→ SOURCE RECORDS
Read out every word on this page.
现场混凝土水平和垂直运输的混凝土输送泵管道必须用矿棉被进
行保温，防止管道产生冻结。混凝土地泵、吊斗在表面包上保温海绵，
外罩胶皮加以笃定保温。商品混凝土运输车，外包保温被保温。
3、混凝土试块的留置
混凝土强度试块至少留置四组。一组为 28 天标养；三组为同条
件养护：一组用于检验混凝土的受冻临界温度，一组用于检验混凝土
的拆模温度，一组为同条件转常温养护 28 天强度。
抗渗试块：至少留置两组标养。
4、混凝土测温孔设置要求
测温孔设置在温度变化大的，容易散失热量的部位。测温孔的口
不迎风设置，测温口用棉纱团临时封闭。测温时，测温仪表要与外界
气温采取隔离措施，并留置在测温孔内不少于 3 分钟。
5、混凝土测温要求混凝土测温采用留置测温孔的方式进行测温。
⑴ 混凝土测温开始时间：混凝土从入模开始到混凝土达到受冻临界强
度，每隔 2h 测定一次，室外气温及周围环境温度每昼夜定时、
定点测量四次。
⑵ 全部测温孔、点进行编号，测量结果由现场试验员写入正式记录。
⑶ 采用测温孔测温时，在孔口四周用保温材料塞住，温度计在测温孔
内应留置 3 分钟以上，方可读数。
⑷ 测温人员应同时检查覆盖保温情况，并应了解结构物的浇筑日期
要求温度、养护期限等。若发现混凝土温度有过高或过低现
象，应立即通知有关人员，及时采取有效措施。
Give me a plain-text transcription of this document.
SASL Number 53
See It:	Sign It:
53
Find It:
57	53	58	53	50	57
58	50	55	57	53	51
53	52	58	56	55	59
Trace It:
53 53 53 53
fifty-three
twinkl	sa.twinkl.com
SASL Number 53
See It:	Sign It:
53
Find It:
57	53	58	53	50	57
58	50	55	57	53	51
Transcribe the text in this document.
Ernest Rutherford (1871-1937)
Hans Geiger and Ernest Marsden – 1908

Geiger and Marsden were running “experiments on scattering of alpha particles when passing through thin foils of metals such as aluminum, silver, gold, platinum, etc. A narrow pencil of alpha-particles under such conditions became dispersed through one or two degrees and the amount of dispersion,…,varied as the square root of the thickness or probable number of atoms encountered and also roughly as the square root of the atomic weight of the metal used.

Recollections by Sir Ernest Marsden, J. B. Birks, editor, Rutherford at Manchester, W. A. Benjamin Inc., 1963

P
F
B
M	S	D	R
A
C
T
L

→ WHAT THE TASK ASKS
Identify and copy lines that hold the string "document".

→ REPLY
Give me a plain-text transcription of this document.
Transcribe the text in this document.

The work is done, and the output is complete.